__Problem details__: Print the entries word for word, from the very first line through the line containing "Text: GSM988590: GSM988590", both ends included.

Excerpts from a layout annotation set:
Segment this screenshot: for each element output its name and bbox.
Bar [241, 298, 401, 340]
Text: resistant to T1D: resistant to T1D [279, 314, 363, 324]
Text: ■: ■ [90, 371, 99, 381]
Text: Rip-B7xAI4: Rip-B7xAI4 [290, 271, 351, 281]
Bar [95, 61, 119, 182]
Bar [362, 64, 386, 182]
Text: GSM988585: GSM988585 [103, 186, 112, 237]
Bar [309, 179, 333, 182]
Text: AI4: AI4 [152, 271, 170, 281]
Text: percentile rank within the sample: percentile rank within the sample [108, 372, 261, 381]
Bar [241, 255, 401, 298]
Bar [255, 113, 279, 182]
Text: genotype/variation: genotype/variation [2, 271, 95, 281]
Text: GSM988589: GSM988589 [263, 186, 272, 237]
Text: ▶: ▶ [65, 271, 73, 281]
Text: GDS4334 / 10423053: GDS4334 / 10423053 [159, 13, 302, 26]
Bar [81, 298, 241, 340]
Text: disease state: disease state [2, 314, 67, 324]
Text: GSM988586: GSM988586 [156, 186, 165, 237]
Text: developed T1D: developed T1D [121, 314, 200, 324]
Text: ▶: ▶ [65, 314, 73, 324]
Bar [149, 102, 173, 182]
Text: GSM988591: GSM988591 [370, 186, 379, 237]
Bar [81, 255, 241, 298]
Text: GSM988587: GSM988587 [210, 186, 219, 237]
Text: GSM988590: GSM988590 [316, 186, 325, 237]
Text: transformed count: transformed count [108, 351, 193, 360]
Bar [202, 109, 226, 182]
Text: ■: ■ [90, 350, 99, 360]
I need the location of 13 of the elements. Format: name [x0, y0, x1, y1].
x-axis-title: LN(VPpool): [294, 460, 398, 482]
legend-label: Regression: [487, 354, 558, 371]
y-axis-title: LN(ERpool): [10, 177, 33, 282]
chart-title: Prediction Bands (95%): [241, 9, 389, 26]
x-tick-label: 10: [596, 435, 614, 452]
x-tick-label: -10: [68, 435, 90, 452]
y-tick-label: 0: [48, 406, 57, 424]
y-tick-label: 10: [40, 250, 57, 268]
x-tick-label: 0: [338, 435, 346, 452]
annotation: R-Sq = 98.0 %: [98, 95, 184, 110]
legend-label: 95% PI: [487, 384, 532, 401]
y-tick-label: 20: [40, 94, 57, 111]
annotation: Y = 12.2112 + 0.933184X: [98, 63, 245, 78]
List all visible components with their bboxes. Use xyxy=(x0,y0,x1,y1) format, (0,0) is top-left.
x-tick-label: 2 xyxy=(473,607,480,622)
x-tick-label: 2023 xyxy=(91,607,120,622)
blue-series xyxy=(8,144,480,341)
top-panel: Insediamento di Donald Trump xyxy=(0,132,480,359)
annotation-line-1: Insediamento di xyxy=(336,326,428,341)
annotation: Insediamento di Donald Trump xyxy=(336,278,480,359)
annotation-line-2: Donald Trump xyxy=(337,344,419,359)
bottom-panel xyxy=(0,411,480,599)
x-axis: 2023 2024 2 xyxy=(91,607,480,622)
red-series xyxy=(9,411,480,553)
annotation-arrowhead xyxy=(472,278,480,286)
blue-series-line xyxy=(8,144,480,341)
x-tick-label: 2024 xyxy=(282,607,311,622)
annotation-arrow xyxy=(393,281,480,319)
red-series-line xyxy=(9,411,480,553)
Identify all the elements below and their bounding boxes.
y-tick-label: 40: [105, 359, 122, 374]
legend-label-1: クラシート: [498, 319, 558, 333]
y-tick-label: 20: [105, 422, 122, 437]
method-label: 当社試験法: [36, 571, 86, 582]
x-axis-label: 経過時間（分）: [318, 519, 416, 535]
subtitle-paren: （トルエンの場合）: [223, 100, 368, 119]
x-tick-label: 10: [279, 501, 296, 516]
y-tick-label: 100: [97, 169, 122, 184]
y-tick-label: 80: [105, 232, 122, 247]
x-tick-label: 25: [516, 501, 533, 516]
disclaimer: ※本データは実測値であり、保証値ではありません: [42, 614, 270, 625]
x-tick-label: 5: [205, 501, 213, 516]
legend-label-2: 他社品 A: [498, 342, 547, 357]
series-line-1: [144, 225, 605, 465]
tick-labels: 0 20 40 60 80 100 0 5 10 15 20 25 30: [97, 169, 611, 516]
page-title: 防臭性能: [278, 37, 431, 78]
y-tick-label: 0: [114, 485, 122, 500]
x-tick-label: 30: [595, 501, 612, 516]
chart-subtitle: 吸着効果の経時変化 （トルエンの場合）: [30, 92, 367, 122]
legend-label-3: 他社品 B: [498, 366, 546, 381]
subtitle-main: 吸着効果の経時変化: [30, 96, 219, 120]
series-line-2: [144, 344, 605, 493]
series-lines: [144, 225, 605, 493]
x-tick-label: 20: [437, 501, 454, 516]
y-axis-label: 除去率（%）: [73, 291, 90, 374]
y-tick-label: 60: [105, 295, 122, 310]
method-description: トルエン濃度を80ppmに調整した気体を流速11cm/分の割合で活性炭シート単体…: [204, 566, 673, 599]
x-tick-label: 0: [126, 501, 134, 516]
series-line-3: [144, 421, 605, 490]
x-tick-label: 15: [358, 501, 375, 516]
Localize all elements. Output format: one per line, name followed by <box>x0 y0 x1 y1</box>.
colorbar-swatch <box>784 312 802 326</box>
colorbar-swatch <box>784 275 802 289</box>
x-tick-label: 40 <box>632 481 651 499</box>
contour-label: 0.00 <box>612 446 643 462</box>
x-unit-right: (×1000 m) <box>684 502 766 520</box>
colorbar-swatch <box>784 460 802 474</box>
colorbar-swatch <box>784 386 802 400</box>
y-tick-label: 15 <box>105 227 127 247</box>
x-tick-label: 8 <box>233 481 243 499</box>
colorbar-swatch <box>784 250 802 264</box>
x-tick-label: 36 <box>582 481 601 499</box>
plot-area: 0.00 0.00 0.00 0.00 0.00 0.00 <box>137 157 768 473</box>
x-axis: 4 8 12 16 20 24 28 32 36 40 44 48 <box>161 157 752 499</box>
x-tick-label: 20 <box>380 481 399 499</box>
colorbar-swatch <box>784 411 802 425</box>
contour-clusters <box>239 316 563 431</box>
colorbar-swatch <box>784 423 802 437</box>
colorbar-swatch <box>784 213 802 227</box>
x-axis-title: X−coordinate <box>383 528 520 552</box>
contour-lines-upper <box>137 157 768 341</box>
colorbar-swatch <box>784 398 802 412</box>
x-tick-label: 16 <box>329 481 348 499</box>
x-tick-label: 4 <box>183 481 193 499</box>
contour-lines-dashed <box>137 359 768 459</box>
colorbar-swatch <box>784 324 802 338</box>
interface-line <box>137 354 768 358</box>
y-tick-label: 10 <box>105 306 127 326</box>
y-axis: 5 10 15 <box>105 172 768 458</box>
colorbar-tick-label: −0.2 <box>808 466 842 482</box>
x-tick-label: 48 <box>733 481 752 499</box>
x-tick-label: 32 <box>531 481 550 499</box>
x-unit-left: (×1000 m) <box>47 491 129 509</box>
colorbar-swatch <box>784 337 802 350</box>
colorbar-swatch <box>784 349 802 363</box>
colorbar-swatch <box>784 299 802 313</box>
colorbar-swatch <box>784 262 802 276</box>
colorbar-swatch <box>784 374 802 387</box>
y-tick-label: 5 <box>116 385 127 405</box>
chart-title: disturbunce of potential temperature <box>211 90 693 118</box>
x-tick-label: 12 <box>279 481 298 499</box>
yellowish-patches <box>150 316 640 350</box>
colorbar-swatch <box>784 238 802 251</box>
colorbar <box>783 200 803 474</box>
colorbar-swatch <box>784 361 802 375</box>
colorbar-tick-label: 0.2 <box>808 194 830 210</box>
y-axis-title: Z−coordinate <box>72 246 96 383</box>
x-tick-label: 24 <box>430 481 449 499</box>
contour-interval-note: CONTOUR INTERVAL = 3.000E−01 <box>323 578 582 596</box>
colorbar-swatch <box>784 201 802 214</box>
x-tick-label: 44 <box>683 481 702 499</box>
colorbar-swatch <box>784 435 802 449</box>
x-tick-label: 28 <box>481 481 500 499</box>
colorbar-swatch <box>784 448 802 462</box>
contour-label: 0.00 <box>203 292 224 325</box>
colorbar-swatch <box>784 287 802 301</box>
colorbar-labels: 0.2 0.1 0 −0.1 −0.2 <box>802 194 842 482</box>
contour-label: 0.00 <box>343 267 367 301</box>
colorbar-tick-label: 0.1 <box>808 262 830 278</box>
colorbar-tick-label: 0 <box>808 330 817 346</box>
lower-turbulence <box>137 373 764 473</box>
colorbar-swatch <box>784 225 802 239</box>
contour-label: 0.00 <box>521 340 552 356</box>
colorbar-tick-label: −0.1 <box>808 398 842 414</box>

__Solved exercise__:
Segment this screenshot: for each element output its name and bbox.
Bar [241, 298, 401, 340]
Text: resistant to T1D: resistant to T1D [279, 314, 363, 324]
Text: ■: ■ [90, 371, 99, 381]
Text: Rip-B7xAI4: Rip-B7xAI4 [290, 271, 351, 281]
Bar [95, 61, 119, 182]
Bar [362, 64, 386, 182]
Text: GSM988585: GSM988585 [103, 186, 112, 237]
Bar [309, 179, 333, 182]
Text: AI4: AI4 [152, 271, 170, 281]
Text: percentile rank within the sample: percentile rank within the sample [108, 372, 261, 381]
Bar [241, 255, 401, 298]
Bar [255, 113, 279, 182]
Text: genotype/variation: genotype/variation [2, 271, 95, 281]
Text: GSM988589: GSM988589 [263, 186, 272, 237]
Text: ▶: ▶ [65, 271, 73, 281]
Text: GDS4334 / 10423053: GDS4334 / 10423053 [159, 13, 302, 26]
Bar [81, 298, 241, 340]
Text: disease state: disease state [2, 314, 67, 324]
Text: GSM988586: GSM988586 [156, 186, 165, 237]
Text: developed T1D: developed T1D [121, 314, 200, 324]
Text: ▶: ▶ [65, 314, 73, 324]
Bar [149, 102, 173, 182]
Text: GSM988591: GSM988591 [370, 186, 379, 237]
Bar [81, 255, 241, 298]
Text: GSM988587: GSM988587 [210, 186, 219, 237]
Text: GSM988590: GSM988590 [316, 186, 325, 237]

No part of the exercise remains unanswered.